→ Prompt
Exclude the pictures and retype the entries as written.

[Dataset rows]
_ _ _ _ _

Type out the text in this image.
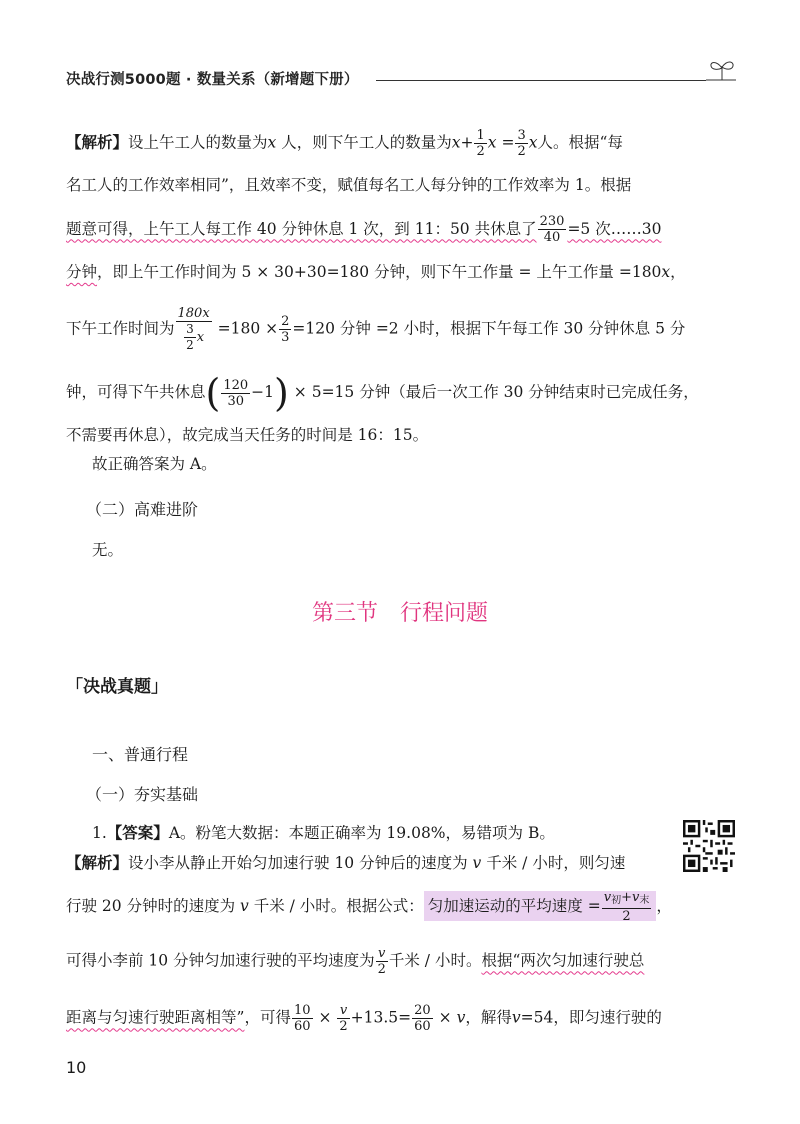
决战行测5000题 · 数量关系（新增题下册）
【解析】设上午工人的数量为x 人，则下午工人的数量为$x+ \frac{1}{2}$ $x = \frac{3}{2}$ x人。根据“每
名工人的工作效率相同”，且效率不变，赋值每名工人每分钟的工作效率为 1。根据
题意可得，上午工人每工作 40 分钟休息 1 次，到 11：50 共休息了 $\frac{230}{40} =5$ 次……30
分钟，即上午工作时间为 5 × 30+30=180 分钟，则下午工作量 = 上午工作量 =180x，
下午工作时间为 $\frac{180x}{\frac{3}{2} x} =180 \times \frac{2}{3} =120$ 分钟 =2 小时，根据下午每工作 30 分钟休息 5 分
钟，可得下午共休息( $\frac{120}{30} -1) \times 5=15$ 分钟（最后一次工作 30 分钟结束时已完成任务，
不需要再休息），故完成当天任务的时间是 16：15。
故正确答案为 A。
（二）高难进阶
无。
第三节　行程问题
「决战真题」
一、普通行程
（一）夯实基础
1.【答案】A。粉笔大数据：本题正确率为 19.08%，易错项为 B。
【解析】设小李从静止开始匀加速行驶 10 分钟后的速度为 v 千米 / 小时，则匀速
行驶 20 分钟时的速度为 v 千米 / 小时。根据公式： 匀加速运动的平均速度 = $\frac{v_初+v_末}{2}$ ，
可得小李前 10 分钟匀加速行驶的平均速度为 $\frac{v}{2}$ 千米 / 小时。根据“两次匀加速行驶总
距离与匀速行驶距离相等”，可得 $\frac{10}{60} \times \frac{v}{2} +13.5= \frac{20}{60} \times v$，解得v=54，即匀速行驶的
10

_ _ _ _ _

→ Expected answer
Type out the text in this image.
决战行测5000题 · 数量关系（新增题下册）
【解析】设上午工人的数量为x 人，则下午工人的数量为$x+ \frac{1}{2}$ $x = \frac{3}{2}$ x人。根据“每
名工人的工作效率相同”，且效率不变，赋值每名工人每分钟的工作效率为 1。根据
题意可得，上午工人每工作 40 分钟休息 1 次，到 11：50 共休息了 $\frac{230}{40} =5$ 次……30
分钟，即上午工作时间为 5 × 30+30=180 分钟，则下午工作量 = 上午工作量 =180x，
下午工作时间为 $\frac{180x}{\frac{3}{2} x} =180 \times \frac{2}{3} =120$ 分钟 =2 小时，根据下午每工作 30 分钟休息 5 分
钟，可得下午共休息( $\frac{120}{30} -1) \times 5=15$ 分钟（最后一次工作 30 分钟结束时已完成任务，
不需要再休息），故完成当天任务的时间是 16：15。
故正确答案为 A。
（二）高难进阶
无。
第三节　行程问题
「决战真题」
一、普通行程
（一）夯实基础
1.【答案】A。粉笔大数据：本题正确率为 19.08%，易错项为 B。
【解析】设小李从静止开始匀加速行驶 10 分钟后的速度为 v 千米 / 小时，则匀速
行驶 20 分钟时的速度为 v 千米 / 小时。根据公式： 匀加速运动的平均速度 = $\frac{v_初+v_末}{2}$ ，
可得小李前 10 分钟匀加速行驶的平均速度为 $\frac{v}{2}$ 千米 / 小时。根据“两次匀加速行驶总
距离与匀速行驶距离相等”，可得 $\frac{10}{60} \times \frac{v}{2} +13.5= \frac{20}{60} \times v$，解得v=54，即匀速行驶的
10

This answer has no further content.